GIVEN INSTRUCTION: The data below needs to be returned exactly, line for line.

Saved data entries:
— BEGIN —
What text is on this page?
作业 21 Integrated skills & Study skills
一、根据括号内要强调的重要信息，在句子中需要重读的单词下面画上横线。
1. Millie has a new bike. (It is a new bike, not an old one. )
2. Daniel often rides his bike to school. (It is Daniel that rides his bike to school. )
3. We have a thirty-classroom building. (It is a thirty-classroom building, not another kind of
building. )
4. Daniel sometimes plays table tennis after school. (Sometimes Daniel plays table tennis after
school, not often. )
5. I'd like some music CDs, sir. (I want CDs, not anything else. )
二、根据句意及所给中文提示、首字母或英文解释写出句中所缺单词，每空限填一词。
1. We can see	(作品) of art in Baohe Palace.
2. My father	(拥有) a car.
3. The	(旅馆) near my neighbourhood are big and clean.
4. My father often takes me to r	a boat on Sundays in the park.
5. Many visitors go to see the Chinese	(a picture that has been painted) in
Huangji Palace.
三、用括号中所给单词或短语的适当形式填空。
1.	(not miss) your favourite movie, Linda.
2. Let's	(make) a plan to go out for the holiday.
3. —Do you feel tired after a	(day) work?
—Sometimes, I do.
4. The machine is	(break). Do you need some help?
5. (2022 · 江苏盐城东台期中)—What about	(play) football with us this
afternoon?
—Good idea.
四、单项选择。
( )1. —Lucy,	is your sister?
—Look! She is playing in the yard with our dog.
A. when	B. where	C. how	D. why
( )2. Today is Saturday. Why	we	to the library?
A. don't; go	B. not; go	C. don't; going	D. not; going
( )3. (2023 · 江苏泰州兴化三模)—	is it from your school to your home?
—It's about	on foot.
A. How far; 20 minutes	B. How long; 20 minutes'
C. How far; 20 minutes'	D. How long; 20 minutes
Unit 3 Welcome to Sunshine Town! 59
— END —
ANSWER IN FULL:
What text is on this page?
作业 21 Integrated skills & Study skills
一、根据括号内要强调的重要信息，在句子中需要重读的单词下面画上横线。
1. Millie has a new bike. (It is a new bike, not an old one. )
2. Daniel often rides his bike to school. (It is Daniel that rides his bike to school. )
3. We have a thirty-classroom building. (It is a thirty-classroom building, not another kind of
building. )
4. Daniel sometimes plays table tennis after school. (Sometimes Daniel plays table tennis after
school, not often. )
5. I'd like some music CDs, sir. (I want CDs, not anything else. )
二、根据句意及所给中文提示、首字母或英文解释写出句中所缺单词，每空限填一词。
1. We can see	(作品) of art in Baohe Palace.
2. My father	(拥有) a car.
3. The	(旅馆) near my neighbourhood are big and clean.
4. My father often takes me to r	a boat on Sundays in the park.
5. Many visitors go to see the Chinese	(a picture that has been painted) in
Huangji Palace.
三、用括号中所给单词或短语的适当形式填空。
1.	(not miss) your favourite movie, Linda.
2. Let's	(make) a plan to go out for the holiday.
3. —Do you feel tired after a	(day) work?
—Sometimes, I do.
4. The machine is	(break). Do you need some help?
5. (2022 · 江苏盐城东台期中)—What about	(play) football with us this
afternoon?
—Good idea.
四、单项选择。
( )1. —Lucy,	is your sister?
—Look! She is playing in the yard with our dog.
A. when	B. where	C. how	D. why
( )2. Today is Saturday. Why	we	to the library?
A. don't; go	B. not; go	C. don't; going	D. not; going
( )3. (2023 · 江苏泰州兴化三模)—	is it from your school to your home?
—It's about	on foot.
A. How far; 20 minutes	B. How long; 20 minutes'
C. How far; 20 minutes'	D. How long; 20 minutes
Unit 3 Welcome to Sunshine Town! 59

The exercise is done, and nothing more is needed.